■ REQUIRED TASK: Track down each line that has the word "questions" and copy it.

Data entries
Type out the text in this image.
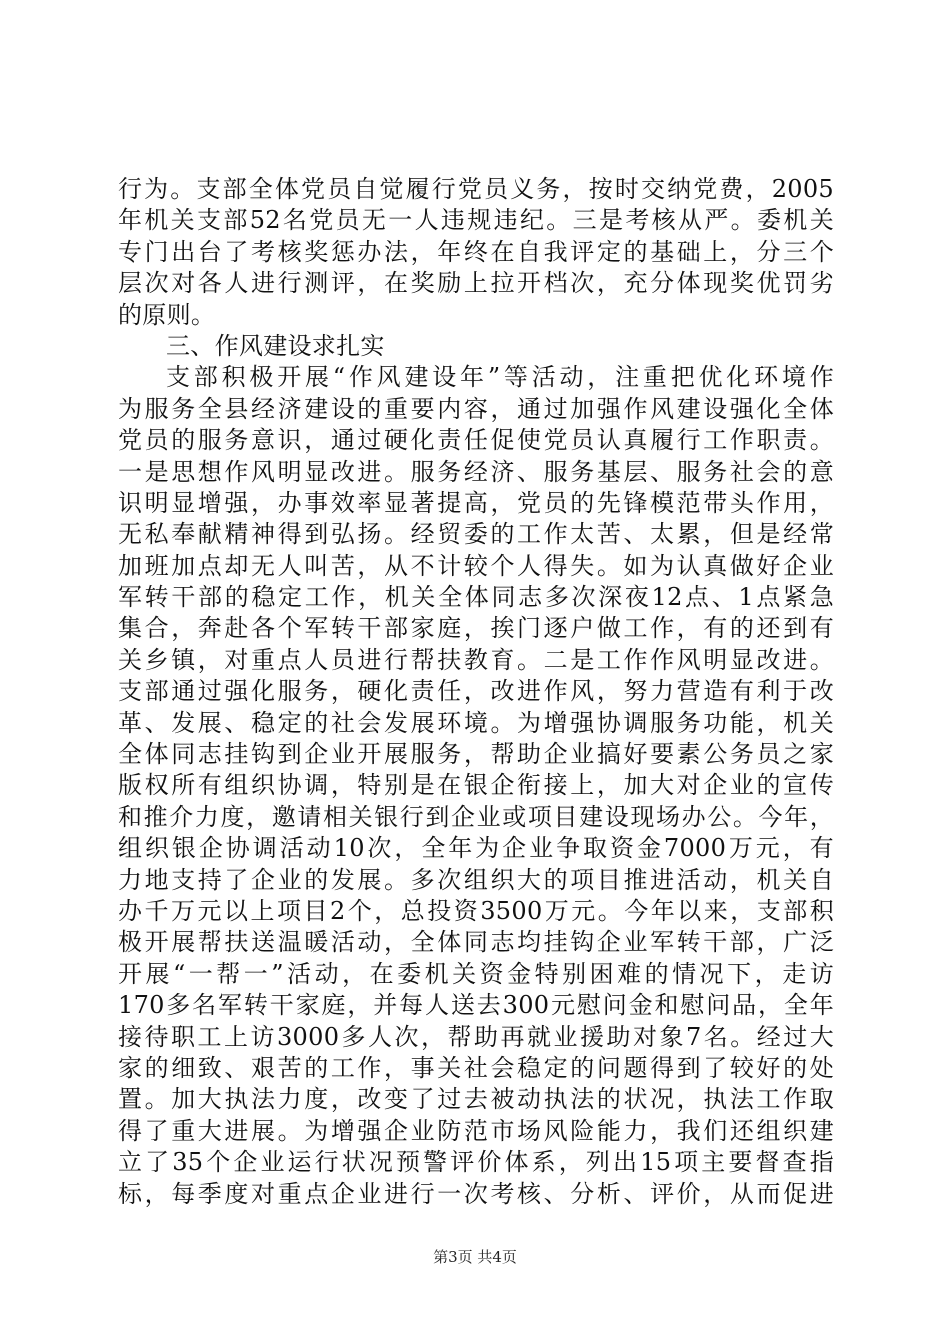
行为。支部全体党员自觉履行党员义务，按时交纳党费，2005
年机关支部52名党员无一人违规违纪。三是考核从严。委机关
专门出台了考核奖惩办法，年终在自我评定的基础上，分三个
层次对各人进行测评，在奖励上拉开档次，充分体现奖优罚劣
的原则。
三、作风建设求扎实
支部积极开展“作风建设年”等活动，注重把优化环境作
为服务全县经济建设的重要内容，通过加强作风建设强化全体
党员的服务意识，通过硬化责任促使党员认真履行工作职责。
一是思想作风明显改进。服务经济、服务基层、服务社会的意
识明显增强，办事效率显著提高，党员的先锋模范带头作用，
无私奉献精神得到弘扬。经贸委的工作太苦、太累，但是经常
加班加点却无人叫苦，从不计较个人得失。如为认真做好企业
军转干部的稳定工作，机关全体同志多次深夜12点、1点紧急
集合，奔赴各个军转干部家庭，挨门逐户做工作，有的还到有
关乡镇，对重点人员进行帮扶教育。二是工作作风明显改进。
支部通过强化服务，硬化责任，改进作风，努力营造有利于改
革、发展、稳定的社会发展环境。为增强协调服务功能，机关
全体同志挂钩到企业开展服务，帮助企业搞好要素公务员之家
版权所有组织协调，特别是在银企衔接上，加大对企业的宣传
和推介力度，邀请相关银行到企业或项目建设现场办公。今年，
组织银企协调活动10次，全年为企业争取资金7000万元，有
力地支持了企业的发展。多次组织大的项目推进活动，机关自
办千万元以上项目2个，总投资3500万元。今年以来，支部积
极开展帮扶送温暖活动，全体同志均挂钩企业军转干部，广泛
开展“一帮一”活动，在委机关资金特别困难的情况下，走访
170多名军转干家庭，并每人送去300元慰问金和慰问品，全年
接待职工上访3000多人次，帮助再就业援助对象7名。经过大
家的细致、艰苦的工作，事关社会稳定的问题得到了较好的处
置。加大执法力度，改变了过去被动执法的状况，执法工作取
得了重大进展。为增强企业防范市场风险能力，我们还组织建
立了35个企业运行状况预警评价体系，列出15项主要督查指
标，每季度对重点企业进行一次考核、分析、评价，从而促进
第3页 共4页
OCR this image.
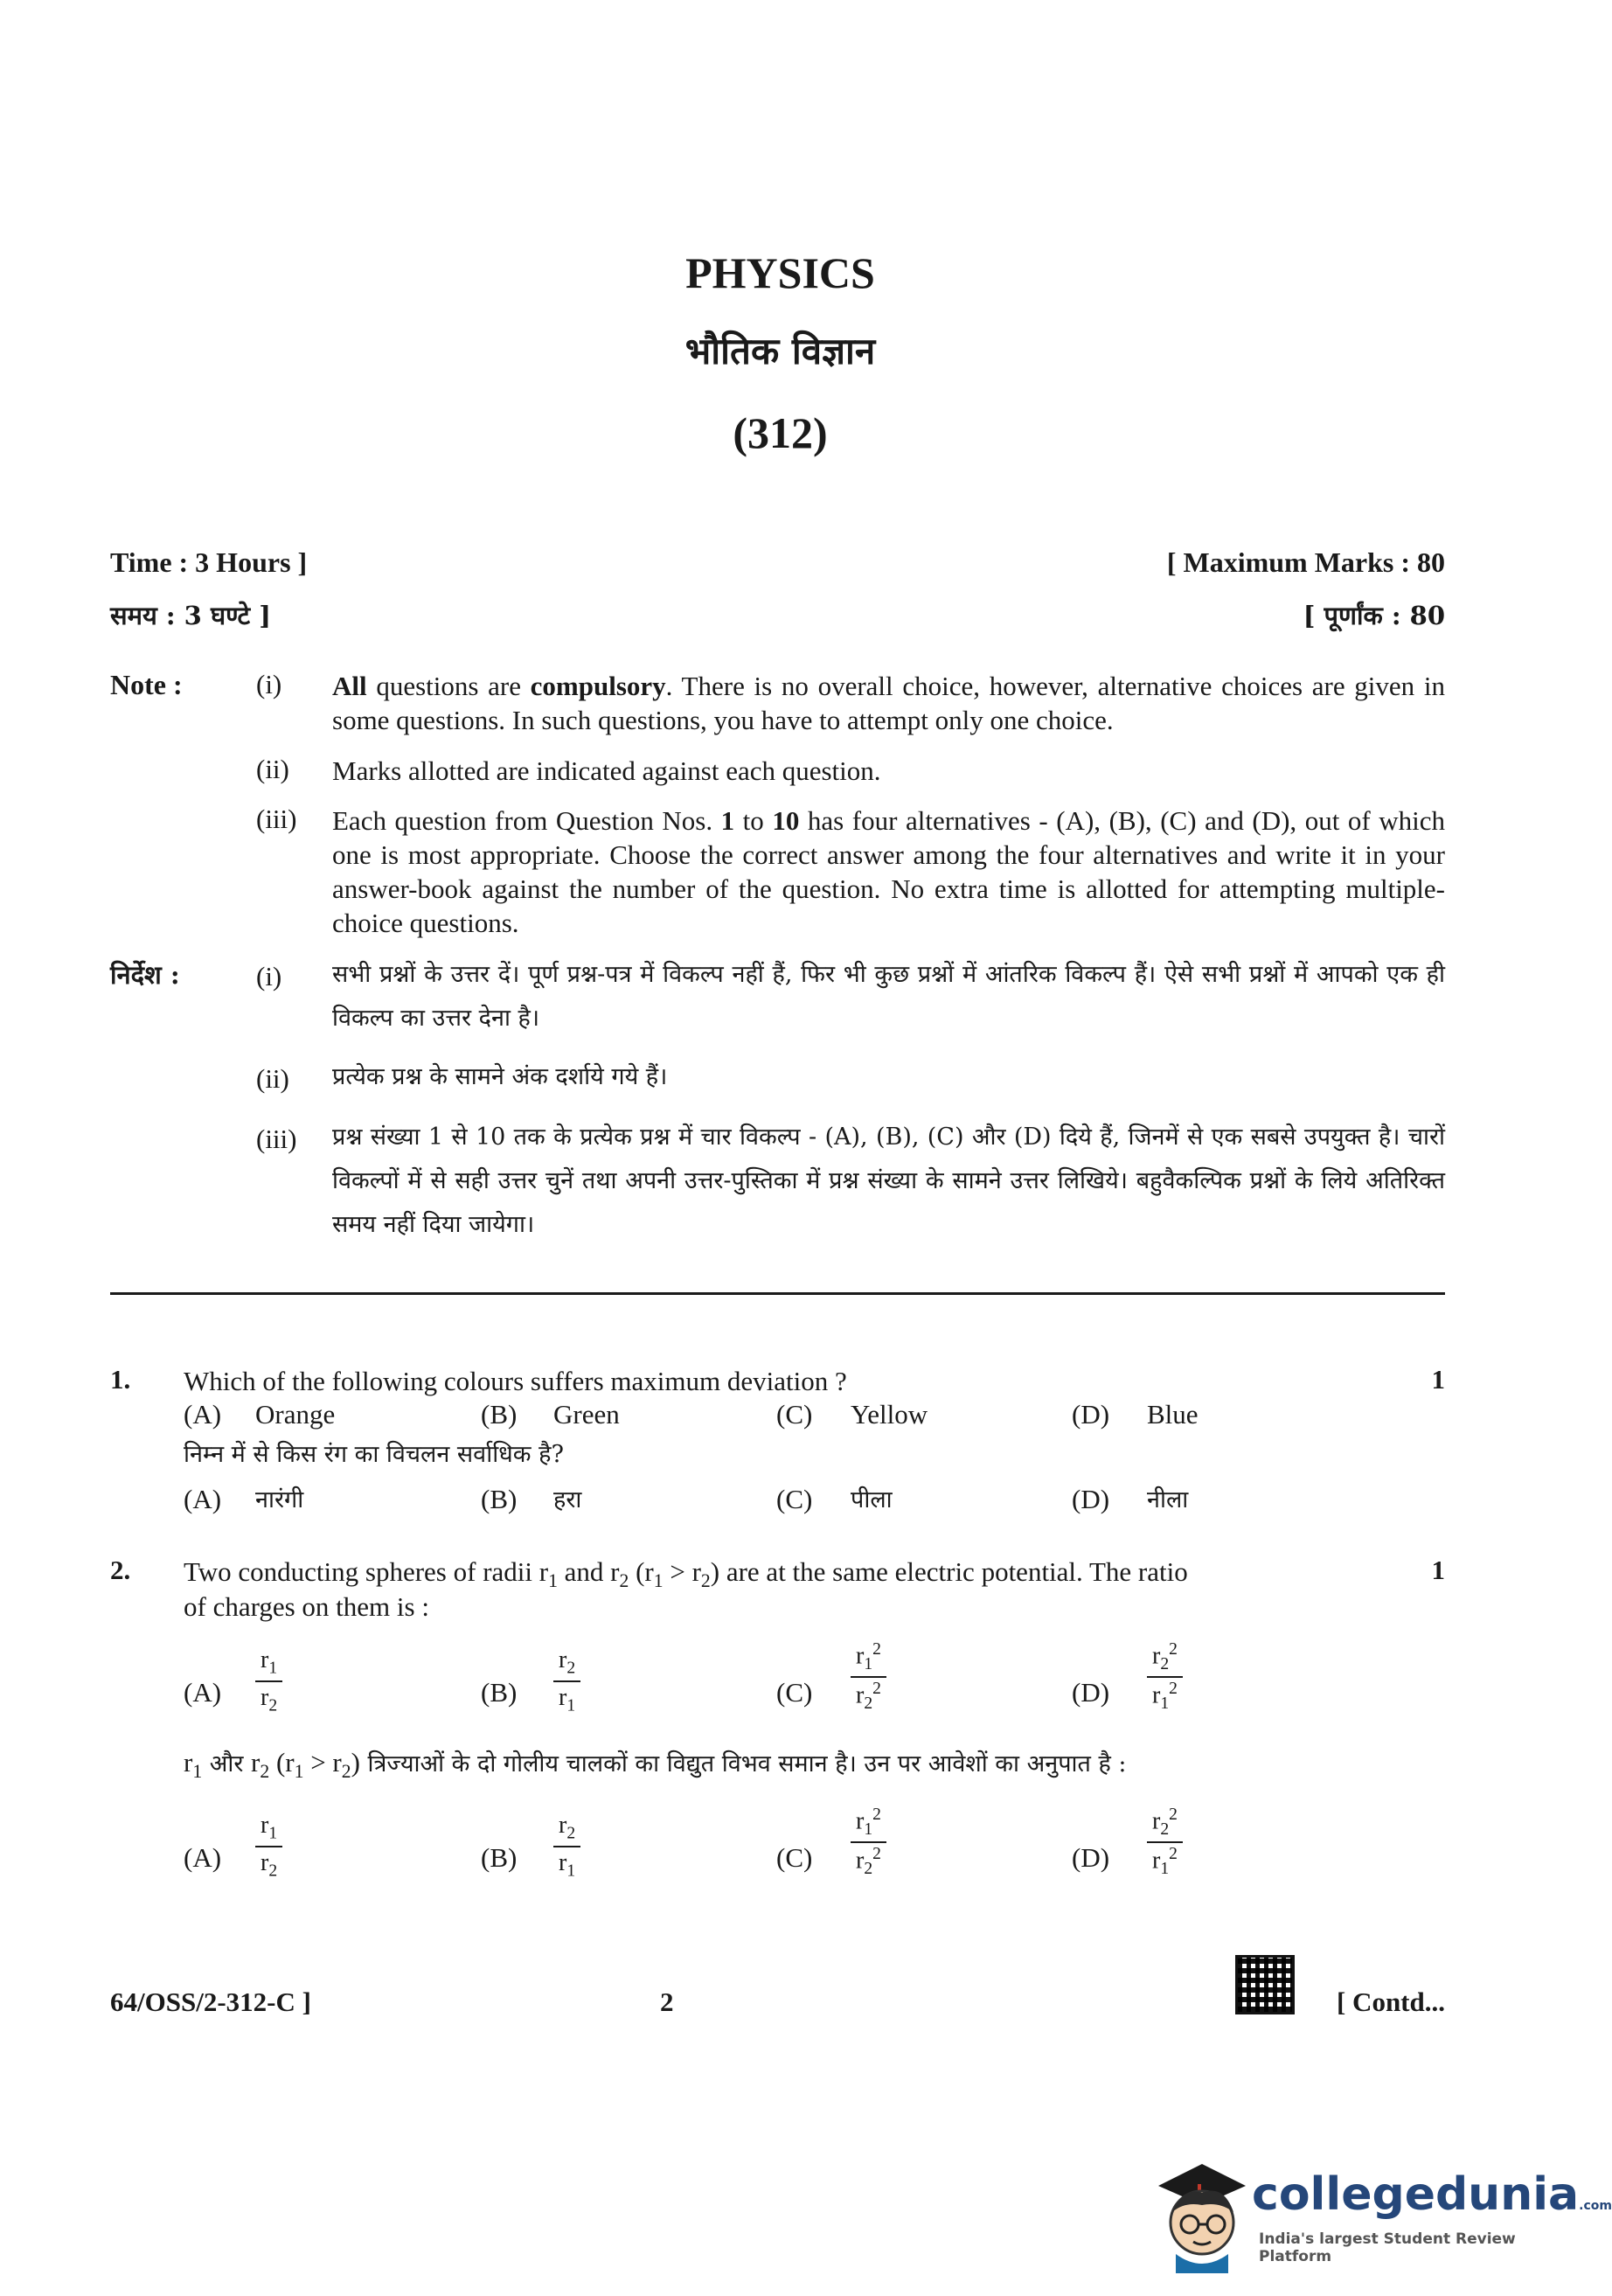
PHYSICS
भौतिक विज्ञान
(312)
Time : 3 Hours ]	[ Maximum Marks : 80
समय : 3 घण्टे ]	[ पूर्णांक : 80
Note :	(i) All questions are compulsory. There is no overall choice, however, alternative choices are given in some questions. In such questions, you have to attempt only one choice.
(ii) Marks allotted are indicated against each question.
(iii) Each question from Question Nos. 1 to 10 has four alternatives - (A), (B), (C) and (D), out of which one is most appropriate. Choose the correct answer among the four alternatives and write it in your answer-book against the number of the question. No extra time is allotted for attempting multiple-choice questions.
निर्देश :	(i) सभी प्रश्नों के उत्तर दें। पूर्ण प्रश्न-पत्र में विकल्प नहीं हैं, फिर भी कुछ प्रश्नों में आंतरिक विकल्प हैं। ऐसे सभी प्रश्नों में आपको एक ही विकल्प का उत्तर देना है।
(ii) प्रत्येक प्रश्न के सामने अंक दर्शाये गये हैं।
(iii) प्रश्न संख्या 1 से 10 तक के प्रत्येक प्रश्न में चार विकल्प - (A), (B), (C) और (D) दिये हैं, जिनमें से एक सबसे उपयुक्त है। चारों विकल्पों में से सही उत्तर चुनें तथा अपनी उत्तर-पुस्तिका में प्रश्न संख्या के सामने उत्तर लिखिये। बहुवैकल्पिक प्रश्नों के लिये अतिरिक्त समय नहीं दिया जायेगा।
1. Which of the following colours suffers maximum deviation ?	1
(A) Orange	(B) Green	(C) Yellow	(D) Blue
निम्न में से किस रंग का विचलन सर्वाधिक है?
(A) नारंगी	(B) हरा	(C) पीला	(D) नीला
2. Two conducting spheres of radii $r_1$ and $r_2$ $(r_1 > r_2)$ are at the same electric potential. The ratio
of charges on them is :
1
$(A) \frac{r_1}{r_2}$	$(B) \frac{r_2}{r_1}$	$(C) \frac{r_1^2}{r_2^2}$	$(D) \frac{r_2^2}{r_1^2}$
$r_1$ और $r_2$ $(r_1 > r_2)$ त्रिज्याओं के दो गोलीय चालकों का विद्युत विभव समान है। उन पर आवेशों का अनुपात है :
$(A) \frac{r_1}{r_2}$	$(B) \frac{r_2}{r_1}$	$(C) \frac{r_1^2}{r_2^2}$	$(D) \frac{r_2^2}{r_1^2}$
64/OSS/2-312-C ]	2	[ Contd...
collegedunia.com
India's largest Student Review Platform
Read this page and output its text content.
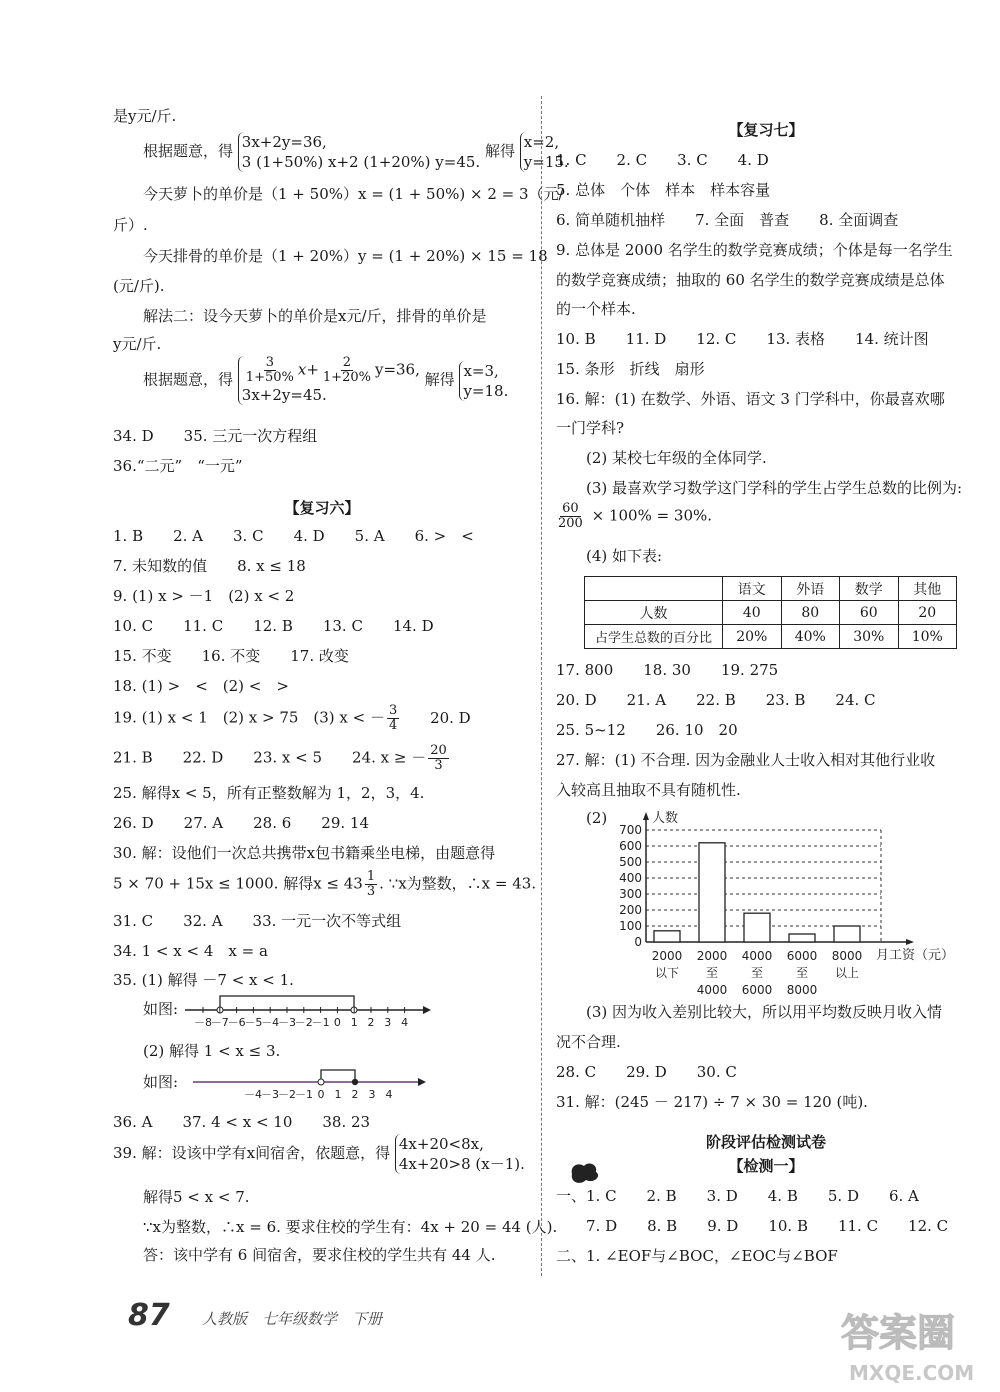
是y元/斤.
根据题意，得 3x+2y=36,
3 (1+50%) x+2 (1+20%) y=45.
解得 x=2,
y=15.
今天萝卜的单价是（1 + 50%）x = (1 + 50%) × 2 = 3（元/
斤）.
今天排骨的单价是（1 + 20%）y = (1 + 20%) × 15 = 18
(元/斤).
解法二：设今天萝卜的单价是x元/斤，排骨的单价是
y元/斤.
根据题意，得 $\frac{3}{1+50\%} x+ \frac{2}{1+20\%} y=36$,
3x+2y=45.
解得 x=3,
y=18.
34. D　　35. 三元一次方程组
36.“二元”　“一元”
【复习六】
1. B　　2. A　　3. C　　4. D　　5. A　　6. >　<
7. 未知数的值　　8. x ≤ 18
9. (1) x > －1　(2) x < 2
10. C　　11. C　　12. B　　13. C　　14. D
15. 不变　　16. 不变　　17. 改变
18. (1) >　<　(2) <　>
19. (1) x < 1　(2) x > 75　(3) x < － $\frac{3}{4} 20$. D
21. B　　22. D　　23. x < 5　　24. x ≥ － $\frac{20}{3}$
25. 解得x < 5，所有正整数解为 1，2，3，4.
26. D　　27. A　　28. 6　　29. 14
30. 解：设他们一次总共携带x包书籍乘坐电梯，由题意得
5 × 70 + 15x ≤ 1000. 解得$x \le 43 \frac{1}{3}$ . ∵x为整数，∴x = 43.
31. C　　32. A　　33. 一元一次不等式组
34. 1 < x < 4　x = a
35. (1) 解得 －7 < x < 1.
如图:
－8
－7
－6
－5
－4
－3
－2
－1 0 1 2 3 4
(2) 解得 1 < x ≤ 3.
如图:
－4 －3 －2 －1 0 1 2 3 4
36. A　　37. 4 < x < 10　　38. 23
39. 解：设该中学有x间宿舍，依题意，得 4x+20<8x,
4x+20>8 (x－1).
解得5 < x < 7.
∵x为整数，∴x = 6. 要求住校的学生有：4x + 20 = 44 (人).
答：该中学有 6 间宿舍，要求住校的学生共有 44 人.
【复习七】
1. C　　2. C　　3. C　　4. D
5. 总体　个体　样本　样本容量
6. 简单随机抽样　　7. 全面　普查　　8. 全面调查
9. 总体是 2000 名学生的数学竞赛成绩；个体是每一名学生
的数学竞赛成绩；抽取的 60 名学生的数学竞赛成绩是总体
的一个样本.
10. B　　11. D　　12. C　　13. 表格　　14. 统计图
15. 条形　折线　扇形
16. 解：(1) 在数学、外语、语文 3 门学科中，你最喜欢哪
一门学科?
(2) 某校七年级的全体同学.
(3) 最喜欢学习数学这门学科的学生占学生总数的比例为:
$\frac{60}{200} \times 100\% = 30\%$.
(4) 如下表:
	语文	外语	数学	其他
人数	40	80	60	20
占学生总数的百分比	20%	40%	30%	10%
17. 800　　18. 30　　19. 275
20. D　　21. A　　22. B　　23. B　　24. C
25. 5~12　　26. 10　20
27. 解：(1) 不合理. 因为金融业人士收入相对其他行业收
入较高且抽取不具有随机性.
(2)	人数
0
100
200
300
400
500
600
700
月工资（元）
2000
以下
2000
至
4000
4000
至
6000
6000
至
8000
8000
以上
(3) 因为收入差别比较大，所以用平均数反映月收入情
况不合理.
28. C　　29. D　　30. C
31. 解：(245 － 217) ÷ 7 × 30 = 120 (吨).
阶段评估检测试卷
【检测一】
一、1. C　　2. B　　3. D　　4. B　　5. D　　6. A
7. D　　8. B　　9. D　　10. B　　11. C　　12. C
二、1. ∠EOF与∠BOC，∠EOC与∠BOF
87 人教版　七年级数学　下册	答案圈
MXQE.COM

■ TASK RESPONSE:
Note :	(i) All questions are compulsory. There is no overall choice, however, alternative choices are given in some questions. In such questions, you have to attempt only one choice.
(iii) Each question from Question Nos. 1 to 10 has four alternatives - (A), (B), (C) and (D), out of which one is most appropriate. Choose the correct answer among the four alternatives and write it in your answer-book against the number of the question. No extra time is allotted for attempting multiple-choice questions.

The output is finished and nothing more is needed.